Task brief: Repeat every line below exactly, word for word.

Available data:
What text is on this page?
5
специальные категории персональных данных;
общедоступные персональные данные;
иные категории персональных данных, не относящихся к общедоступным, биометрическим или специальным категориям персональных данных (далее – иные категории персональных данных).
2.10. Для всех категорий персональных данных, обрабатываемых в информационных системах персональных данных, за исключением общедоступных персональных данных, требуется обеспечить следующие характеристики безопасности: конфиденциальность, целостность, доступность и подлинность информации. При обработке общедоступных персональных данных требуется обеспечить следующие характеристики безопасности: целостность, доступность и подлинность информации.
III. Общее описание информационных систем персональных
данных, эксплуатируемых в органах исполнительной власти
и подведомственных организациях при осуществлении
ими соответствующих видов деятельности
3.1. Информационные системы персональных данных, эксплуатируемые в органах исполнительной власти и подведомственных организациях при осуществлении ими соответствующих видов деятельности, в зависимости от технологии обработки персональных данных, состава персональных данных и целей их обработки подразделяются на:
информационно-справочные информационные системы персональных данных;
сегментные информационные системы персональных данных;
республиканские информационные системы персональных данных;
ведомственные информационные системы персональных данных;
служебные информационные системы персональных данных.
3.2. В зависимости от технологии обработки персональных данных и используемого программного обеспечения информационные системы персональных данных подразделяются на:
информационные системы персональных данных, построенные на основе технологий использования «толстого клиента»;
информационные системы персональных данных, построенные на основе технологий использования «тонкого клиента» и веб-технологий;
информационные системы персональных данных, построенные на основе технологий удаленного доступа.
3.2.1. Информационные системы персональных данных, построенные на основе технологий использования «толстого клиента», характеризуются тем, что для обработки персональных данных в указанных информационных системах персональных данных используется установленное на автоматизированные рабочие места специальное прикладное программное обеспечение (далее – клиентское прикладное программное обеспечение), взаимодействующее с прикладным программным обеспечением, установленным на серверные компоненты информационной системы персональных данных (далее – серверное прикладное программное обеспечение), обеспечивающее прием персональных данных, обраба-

Solution for this exercise:
What text is on this page?
5
специальные категории персональных данных;
общедоступные персональные данные;
иные категории персональных данных, не относящихся к общедоступным, биометрическим или специальным категориям персональных данных (далее – иные категории персональных данных).
2.10. Для всех категорий персональных данных, обрабатываемых в информационных системах персональных данных, за исключением общедоступных персональных данных, требуется обеспечить следующие характеристики безопасности: конфиденциальность, целостность, доступность и подлинность информации. При обработке общедоступных персональных данных требуется обеспечить следующие характеристики безопасности: целостность, доступность и подлинность информации.
III. Общее описание информационных систем персональных
данных, эксплуатируемых в органах исполнительной власти
и подведомственных организациях при осуществлении
ими соответствующих видов деятельности
3.1. Информационные системы персональных данных, эксплуатируемые в органах исполнительной власти и подведомственных организациях при осуществлении ими соответствующих видов деятельности, в зависимости от технологии обработки персональных данных, состава персональных данных и целей их обработки подразделяются на:
информационно-справочные информационные системы персональных данных;
сегментные информационные системы персональных данных;
республиканские информационные системы персональных данных;
ведомственные информационные системы персональных данных;
служебные информационные системы персональных данных.
3.2. В зависимости от технологии обработки персональных данных и используемого программного обеспечения информационные системы персональных данных подразделяются на:
информационные системы персональных данных, построенные на основе технологий использования «толстого клиента»;
информационные системы персональных данных, построенные на основе технологий использования «тонкого клиента» и веб-технологий;
информационные системы персональных данных, построенные на основе технологий удаленного доступа.
3.2.1. Информационные системы персональных данных, построенные на основе технологий использования «толстого клиента», характеризуются тем, что для обработки персональных данных в указанных информационных системах персональных данных используется установленное на автоматизированные рабочие места специальное прикладное программное обеспечение (далее – клиентское прикладное программное обеспечение), взаимодействующее с прикладным программным обеспечением, установленным на серверные компоненты информационной системы персональных данных (далее – серверное прикладное программное обеспечение), обеспечивающее прием персональных данных, обраба-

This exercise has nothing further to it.